● **Stated goal**:
All of the data needs to be repeated exactly.

● **Materials provided**:
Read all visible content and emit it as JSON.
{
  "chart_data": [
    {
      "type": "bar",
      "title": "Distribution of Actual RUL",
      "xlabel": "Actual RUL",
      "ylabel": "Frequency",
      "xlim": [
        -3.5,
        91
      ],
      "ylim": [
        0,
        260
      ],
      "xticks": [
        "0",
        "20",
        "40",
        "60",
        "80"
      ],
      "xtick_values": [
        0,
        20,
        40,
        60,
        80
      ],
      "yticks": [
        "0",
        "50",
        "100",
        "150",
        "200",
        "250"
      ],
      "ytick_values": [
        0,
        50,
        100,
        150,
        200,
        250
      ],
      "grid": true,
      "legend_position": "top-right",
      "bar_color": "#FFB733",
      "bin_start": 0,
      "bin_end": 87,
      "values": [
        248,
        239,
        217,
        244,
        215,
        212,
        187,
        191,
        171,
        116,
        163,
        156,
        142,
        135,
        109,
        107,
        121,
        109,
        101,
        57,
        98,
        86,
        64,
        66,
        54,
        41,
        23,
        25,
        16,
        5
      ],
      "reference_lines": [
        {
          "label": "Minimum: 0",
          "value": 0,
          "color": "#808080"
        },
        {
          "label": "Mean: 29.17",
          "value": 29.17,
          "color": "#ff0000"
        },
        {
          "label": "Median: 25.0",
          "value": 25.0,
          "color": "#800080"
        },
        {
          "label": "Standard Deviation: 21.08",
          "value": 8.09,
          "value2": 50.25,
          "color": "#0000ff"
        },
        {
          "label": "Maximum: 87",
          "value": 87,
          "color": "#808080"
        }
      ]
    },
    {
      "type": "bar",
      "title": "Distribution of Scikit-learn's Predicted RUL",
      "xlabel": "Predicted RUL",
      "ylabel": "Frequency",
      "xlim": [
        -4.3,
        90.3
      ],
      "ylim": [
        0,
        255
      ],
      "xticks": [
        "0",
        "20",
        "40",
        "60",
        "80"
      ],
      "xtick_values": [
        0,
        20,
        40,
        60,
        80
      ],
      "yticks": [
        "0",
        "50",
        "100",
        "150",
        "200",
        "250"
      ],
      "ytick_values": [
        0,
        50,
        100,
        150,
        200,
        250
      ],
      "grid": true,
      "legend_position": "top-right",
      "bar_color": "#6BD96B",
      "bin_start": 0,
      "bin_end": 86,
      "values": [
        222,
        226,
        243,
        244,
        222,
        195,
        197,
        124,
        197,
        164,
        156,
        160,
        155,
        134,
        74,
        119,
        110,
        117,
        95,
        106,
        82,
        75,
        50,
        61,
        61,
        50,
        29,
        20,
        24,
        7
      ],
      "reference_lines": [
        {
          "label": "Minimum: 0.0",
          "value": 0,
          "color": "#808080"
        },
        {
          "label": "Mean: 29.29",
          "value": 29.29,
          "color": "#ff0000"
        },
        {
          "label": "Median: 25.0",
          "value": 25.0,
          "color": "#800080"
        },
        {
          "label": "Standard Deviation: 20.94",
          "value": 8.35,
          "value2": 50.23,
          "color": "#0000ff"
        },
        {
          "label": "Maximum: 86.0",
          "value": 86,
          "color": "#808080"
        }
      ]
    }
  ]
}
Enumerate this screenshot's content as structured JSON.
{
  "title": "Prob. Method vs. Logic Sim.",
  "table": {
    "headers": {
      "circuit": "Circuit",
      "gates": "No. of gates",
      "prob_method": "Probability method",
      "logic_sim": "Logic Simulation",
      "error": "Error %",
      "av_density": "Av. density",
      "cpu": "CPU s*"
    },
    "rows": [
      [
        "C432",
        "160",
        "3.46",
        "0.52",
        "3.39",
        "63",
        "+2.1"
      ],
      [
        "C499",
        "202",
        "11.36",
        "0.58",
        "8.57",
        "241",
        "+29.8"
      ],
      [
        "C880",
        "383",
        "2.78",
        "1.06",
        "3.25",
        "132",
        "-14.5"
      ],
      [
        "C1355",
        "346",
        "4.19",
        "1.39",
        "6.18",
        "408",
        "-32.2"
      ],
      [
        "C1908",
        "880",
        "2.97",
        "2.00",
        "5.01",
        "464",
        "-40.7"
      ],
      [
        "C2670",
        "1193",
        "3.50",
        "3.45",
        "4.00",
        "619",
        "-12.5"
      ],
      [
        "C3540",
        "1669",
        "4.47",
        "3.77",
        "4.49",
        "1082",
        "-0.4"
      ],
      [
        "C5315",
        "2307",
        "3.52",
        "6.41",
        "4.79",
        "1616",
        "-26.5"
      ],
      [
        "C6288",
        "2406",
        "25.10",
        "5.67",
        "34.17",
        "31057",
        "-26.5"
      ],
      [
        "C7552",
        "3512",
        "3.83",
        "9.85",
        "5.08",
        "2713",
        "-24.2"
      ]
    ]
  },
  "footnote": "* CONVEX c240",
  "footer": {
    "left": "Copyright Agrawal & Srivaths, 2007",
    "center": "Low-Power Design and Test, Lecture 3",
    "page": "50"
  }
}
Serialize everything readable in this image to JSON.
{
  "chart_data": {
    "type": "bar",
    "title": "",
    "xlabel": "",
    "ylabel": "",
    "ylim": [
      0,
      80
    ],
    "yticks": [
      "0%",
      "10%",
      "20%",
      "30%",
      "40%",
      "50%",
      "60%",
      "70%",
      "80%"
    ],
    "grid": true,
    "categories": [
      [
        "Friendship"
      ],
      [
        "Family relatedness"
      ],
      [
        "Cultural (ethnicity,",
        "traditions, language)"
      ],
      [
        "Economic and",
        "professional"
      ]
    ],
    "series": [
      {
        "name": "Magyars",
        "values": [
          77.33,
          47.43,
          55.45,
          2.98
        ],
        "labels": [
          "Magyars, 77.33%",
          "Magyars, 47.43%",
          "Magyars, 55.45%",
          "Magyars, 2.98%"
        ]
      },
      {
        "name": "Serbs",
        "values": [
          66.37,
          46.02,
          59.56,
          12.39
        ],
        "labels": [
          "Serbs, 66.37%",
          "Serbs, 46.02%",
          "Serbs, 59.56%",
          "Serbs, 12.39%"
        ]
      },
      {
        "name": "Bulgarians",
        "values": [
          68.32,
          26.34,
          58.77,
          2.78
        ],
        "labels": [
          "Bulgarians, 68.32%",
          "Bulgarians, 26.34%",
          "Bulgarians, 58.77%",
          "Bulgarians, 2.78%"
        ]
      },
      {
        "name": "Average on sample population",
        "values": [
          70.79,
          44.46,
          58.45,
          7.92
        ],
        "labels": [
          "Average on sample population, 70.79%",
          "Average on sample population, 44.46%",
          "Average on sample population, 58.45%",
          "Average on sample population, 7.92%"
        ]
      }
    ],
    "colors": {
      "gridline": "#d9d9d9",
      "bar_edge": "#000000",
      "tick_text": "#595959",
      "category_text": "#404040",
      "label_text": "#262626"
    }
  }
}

● **Result of this task**:
Read all visible content and emit it as JSON.
{
  "chart_data": [
    {
      "type": "bar",
      "title": "Distribution of Actual RUL",
      "xlabel": "Actual RUL",
      "ylabel": "Frequency",
      "xlim": [
        -3.5,
        91
      ],
      "ylim": [
        0,
        260
      ],
      "xticks": [
        "0",
        "20",
        "40",
        "60",
        "80"
      ],
      "xtick_values": [
        0,
        20,
        40,
        60,
        80
      ],
      "yticks": [
        "0",
        "50",
        "100",
        "150",
        "200",
        "250"
      ],
      "ytick_values": [
        0,
        50,
        100,
        150,
        200,
        250
      ],
      "grid": true,
      "legend_position": "top-right",
      "bar_color": "#FFB733",
      "bin_start": 0,
      "bin_end": 87,
      "values": [
        248,
        239,
        217,
        244,
        215,
        212,
        187,
        191,
        171,
        116,
        163,
        156,
        142,
        135,
        109,
        107,
        121,
        109,
        101,
        57,
        98,
        86,
        64,
        66,
        54,
        41,
        23,
        25,
        16,
        5
      ],
      "reference_lines": [
        {
          "label": "Minimum: 0",
          "value": 0,
          "color": "#808080"
        },
        {
          "label": "Mean: 29.17",
          "value": 29.17,
          "color": "#ff0000"
        },
        {
          "label": "Median: 25.0",
          "value": 25.0,
          "color": "#800080"
        },
        {
          "label": "Standard Deviation: 21.08",
          "value": 8.09,
          "value2": 50.25,
          "color": "#0000ff"
        },
        {
          "label": "Maximum: 87",
          "value": 87,
          "color": "#808080"
        }
      ]
    },
    {
      "type": "bar",
      "title": "Distribution of Scikit-learn's Predicted RUL",
      "xlabel": "Predicted RUL",
      "ylabel": "Frequency",
      "xlim": [
        -4.3,
        90.3
      ],
      "ylim": [
        0,
        255
      ],
      "xticks": [
        "0",
        "20",
        "40",
        "60",
        "80"
      ],
      "xtick_values": [
        0,
        20,
        40,
        60,
        80
      ],
      "yticks": [
        "0",
        "50",
        "100",
        "150",
        "200",
        "250"
      ],
      "ytick_values": [
        0,
        50,
        100,
        150,
        200,
        250
      ],
      "grid": true,
      "legend_position": "top-right",
      "bar_color": "#6BD96B",
      "bin_start": 0,
      "bin_end": 86,
      "values": [
        222,
        226,
        243,
        244,
        222,
        195,
        197,
        124,
        197,
        164,
        156,
        160,
        155,
        134,
        74,
        119,
        110,
        117,
        95,
        106,
        82,
        75,
        50,
        61,
        61,
        50,
        29,
        20,
        24,
        7
      ],
      "reference_lines": [
        {
          "label": "Minimum: 0.0",
          "value": 0,
          "color": "#808080"
        },
        {
          "label": "Mean: 29.29",
          "value": 29.29,
          "color": "#ff0000"
        },
        {
          "label": "Median: 25.0",
          "value": 25.0,
          "color": "#800080"
        },
        {
          "label": "Standard Deviation: 20.94",
          "value": 8.35,
          "value2": 50.23,
          "color": "#0000ff"
        },
        {
          "label": "Maximum: 86.0",
          "value": 86,
          "color": "#808080"
        }
      ]
    }
  ]
}
Enumerate this screenshot's content as structured JSON.
{
  "title": "Prob. Method vs. Logic Sim.",
  "table": {
    "headers": {
      "circuit": "Circuit",
      "gates": "No. of gates",
      "prob_method": "Probability method",
      "logic_sim": "Logic Simulation",
      "error": "Error %",
      "av_density": "Av. density",
      "cpu": "CPU s*"
    },
    "rows": [
      [
        "C432",
        "160",
        "3.46",
        "0.52",
        "3.39",
        "63",
        "+2.1"
      ],
      [
        "C499",
        "202",
        "11.36",
        "0.58",
        "8.57",
        "241",
        "+29.8"
      ],
      [
        "C880",
        "383",
        "2.78",
        "1.06",
        "3.25",
        "132",
        "-14.5"
      ],
      [
        "C1355",
        "346",
        "4.19",
        "1.39",
        "6.18",
        "408",
        "-32.2"
      ],
      [
        "C1908",
        "880",
        "2.97",
        "2.00",
        "5.01",
        "464",
        "-40.7"
      ],
      [
        "C2670",
        "1193",
        "3.50",
        "3.45",
        "4.00",
        "619",
        "-12.5"
      ],
      [
        "C3540",
        "1669",
        "4.47",
        "3.77",
        "4.49",
        "1082",
        "-0.4"
      ],
      [
        "C5315",
        "2307",
        "3.52",
        "6.41",
        "4.79",
        "1616",
        "-26.5"
      ],
      [
        "C6288",
        "2406",
        "25.10",
        "5.67",
        "34.17",
        "31057",
        "-26.5"
      ],
      [
        "C7552",
        "3512",
        "3.83",
        "9.85",
        "5.08",
        "2713",
        "-24.2"
      ]
    ]
  },
  "footnote": "* CONVEX c240",
  "footer": {
    "left": "Copyright Agrawal & Srivaths, 2007",
    "center": "Low-Power Design and Test, Lecture 3",
    "page": "50"
  }
}
Serialize everything readable in this image to JSON.
{
  "chart_data": {
    "type": "bar",
    "title": "",
    "xlabel": "",
    "ylabel": "",
    "ylim": [
      0,
      80
    ],
    "yticks": [
      "0%",
      "10%",
      "20%",
      "30%",
      "40%",
      "50%",
      "60%",
      "70%",
      "80%"
    ],
    "grid": true,
    "categories": [
      [
        "Friendship"
      ],
      [
        "Family relatedness"
      ],
      [
        "Cultural (ethnicity,",
        "traditions, language)"
      ],
      [
        "Economic and",
        "professional"
      ]
    ],
    "series": [
      {
        "name": "Magyars",
        "values": [
          77.33,
          47.43,
          55.45,
          2.98
        ],
        "labels": [
          "Magyars, 77.33%",
          "Magyars, 47.43%",
          "Magyars, 55.45%",
          "Magyars, 2.98%"
        ]
      },
      {
        "name": "Serbs",
        "values": [
          66.37,
          46.02,
          59.56,
          12.39
        ],
        "labels": [
          "Serbs, 66.37%",
          "Serbs, 46.02%",
          "Serbs, 59.56%",
          "Serbs, 12.39%"
        ]
      },
      {
        "name": "Bulgarians",
        "values": [
          68.32,
          26.34,
          58.77,
          2.78
        ],
        "labels": [
          "Bulgarians, 68.32%",
          "Bulgarians, 26.34%",
          "Bulgarians, 58.77%",
          "Bulgarians, 2.78%"
        ]
      },
      {
        "name": "Average on sample population",
        "values": [
          70.79,
          44.46,
          58.45,
          7.92
        ],
        "labels": [
          "Average on sample population, 70.79%",
          "Average on sample population, 44.46%",
          "Average on sample population, 58.45%",
          "Average on sample population, 7.92%"
        ]
      }
    ],
    "colors": {
      "gridline": "#d9d9d9",
      "bar_edge": "#000000",
      "tick_text": "#595959",
      "category_text": "#404040",
      "label_text": "#262626"
    }
  }
}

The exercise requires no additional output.